▸ **TASK DIRECTIONS**: Look through the listing below and give the number of lines that hold "bottom". Say nothing more.
:::
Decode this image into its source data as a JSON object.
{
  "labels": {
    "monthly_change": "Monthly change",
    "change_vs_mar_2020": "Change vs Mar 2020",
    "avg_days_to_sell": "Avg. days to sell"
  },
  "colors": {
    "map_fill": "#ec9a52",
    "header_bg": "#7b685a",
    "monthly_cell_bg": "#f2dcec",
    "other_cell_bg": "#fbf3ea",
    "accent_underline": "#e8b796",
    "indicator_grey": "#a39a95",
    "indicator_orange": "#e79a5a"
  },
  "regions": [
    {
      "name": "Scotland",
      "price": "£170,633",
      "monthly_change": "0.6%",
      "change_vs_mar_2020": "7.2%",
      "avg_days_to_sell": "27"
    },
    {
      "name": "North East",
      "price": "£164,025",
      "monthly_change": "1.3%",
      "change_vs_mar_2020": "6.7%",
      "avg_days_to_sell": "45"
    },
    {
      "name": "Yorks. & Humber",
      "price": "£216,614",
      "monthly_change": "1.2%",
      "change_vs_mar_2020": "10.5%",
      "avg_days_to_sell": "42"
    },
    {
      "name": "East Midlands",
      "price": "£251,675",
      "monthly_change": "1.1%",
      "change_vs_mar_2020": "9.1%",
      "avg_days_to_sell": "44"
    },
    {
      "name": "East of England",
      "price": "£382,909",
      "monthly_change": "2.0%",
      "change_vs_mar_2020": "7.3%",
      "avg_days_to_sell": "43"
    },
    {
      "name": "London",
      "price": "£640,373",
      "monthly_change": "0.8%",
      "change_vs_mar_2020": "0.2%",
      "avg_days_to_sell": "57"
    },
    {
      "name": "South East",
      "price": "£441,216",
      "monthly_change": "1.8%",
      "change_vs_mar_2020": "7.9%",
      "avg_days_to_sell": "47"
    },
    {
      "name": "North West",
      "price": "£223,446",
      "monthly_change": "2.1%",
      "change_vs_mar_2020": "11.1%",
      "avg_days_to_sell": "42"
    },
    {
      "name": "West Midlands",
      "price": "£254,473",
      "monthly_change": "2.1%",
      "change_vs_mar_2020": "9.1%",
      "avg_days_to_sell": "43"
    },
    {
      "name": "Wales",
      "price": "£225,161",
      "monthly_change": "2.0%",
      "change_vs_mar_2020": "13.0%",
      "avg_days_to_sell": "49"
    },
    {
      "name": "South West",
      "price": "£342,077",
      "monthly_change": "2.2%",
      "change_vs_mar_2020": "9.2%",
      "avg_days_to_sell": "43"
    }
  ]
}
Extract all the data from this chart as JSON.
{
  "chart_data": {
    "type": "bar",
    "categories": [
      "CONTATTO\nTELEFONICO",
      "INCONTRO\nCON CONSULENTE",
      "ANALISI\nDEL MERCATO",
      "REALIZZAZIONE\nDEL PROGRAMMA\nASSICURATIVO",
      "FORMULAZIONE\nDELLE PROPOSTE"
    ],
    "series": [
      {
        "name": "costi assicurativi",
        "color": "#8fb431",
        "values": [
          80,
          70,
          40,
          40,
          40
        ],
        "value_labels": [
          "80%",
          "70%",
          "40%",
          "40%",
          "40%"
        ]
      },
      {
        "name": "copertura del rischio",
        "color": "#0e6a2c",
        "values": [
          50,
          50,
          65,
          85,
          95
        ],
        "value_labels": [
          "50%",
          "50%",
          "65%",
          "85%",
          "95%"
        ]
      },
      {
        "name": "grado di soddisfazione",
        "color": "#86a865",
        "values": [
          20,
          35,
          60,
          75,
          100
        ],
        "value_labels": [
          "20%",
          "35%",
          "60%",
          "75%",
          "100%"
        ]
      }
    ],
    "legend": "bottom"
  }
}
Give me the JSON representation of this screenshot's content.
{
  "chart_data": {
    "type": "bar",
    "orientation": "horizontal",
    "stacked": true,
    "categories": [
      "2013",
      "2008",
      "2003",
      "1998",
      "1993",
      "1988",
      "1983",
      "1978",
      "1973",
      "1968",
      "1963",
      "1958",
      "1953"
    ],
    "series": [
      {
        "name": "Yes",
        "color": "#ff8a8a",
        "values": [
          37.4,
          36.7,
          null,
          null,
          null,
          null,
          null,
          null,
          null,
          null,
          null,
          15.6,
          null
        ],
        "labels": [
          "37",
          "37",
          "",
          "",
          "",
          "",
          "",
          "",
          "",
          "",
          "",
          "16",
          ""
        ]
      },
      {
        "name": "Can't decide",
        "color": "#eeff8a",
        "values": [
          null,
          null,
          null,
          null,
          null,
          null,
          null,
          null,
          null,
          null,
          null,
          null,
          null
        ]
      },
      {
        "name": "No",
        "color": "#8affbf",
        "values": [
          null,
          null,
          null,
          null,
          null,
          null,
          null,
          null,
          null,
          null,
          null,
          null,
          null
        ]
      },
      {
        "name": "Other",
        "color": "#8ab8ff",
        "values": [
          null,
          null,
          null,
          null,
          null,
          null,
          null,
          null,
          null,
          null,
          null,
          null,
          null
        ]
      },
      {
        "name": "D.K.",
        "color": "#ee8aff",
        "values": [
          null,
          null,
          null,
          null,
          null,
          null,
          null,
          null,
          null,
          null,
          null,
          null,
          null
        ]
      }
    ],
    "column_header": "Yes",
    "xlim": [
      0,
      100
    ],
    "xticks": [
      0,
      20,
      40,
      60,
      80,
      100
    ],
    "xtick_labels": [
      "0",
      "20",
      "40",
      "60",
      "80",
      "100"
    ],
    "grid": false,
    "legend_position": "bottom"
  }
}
:::
▸ **EXERCISE ANSWER**: 2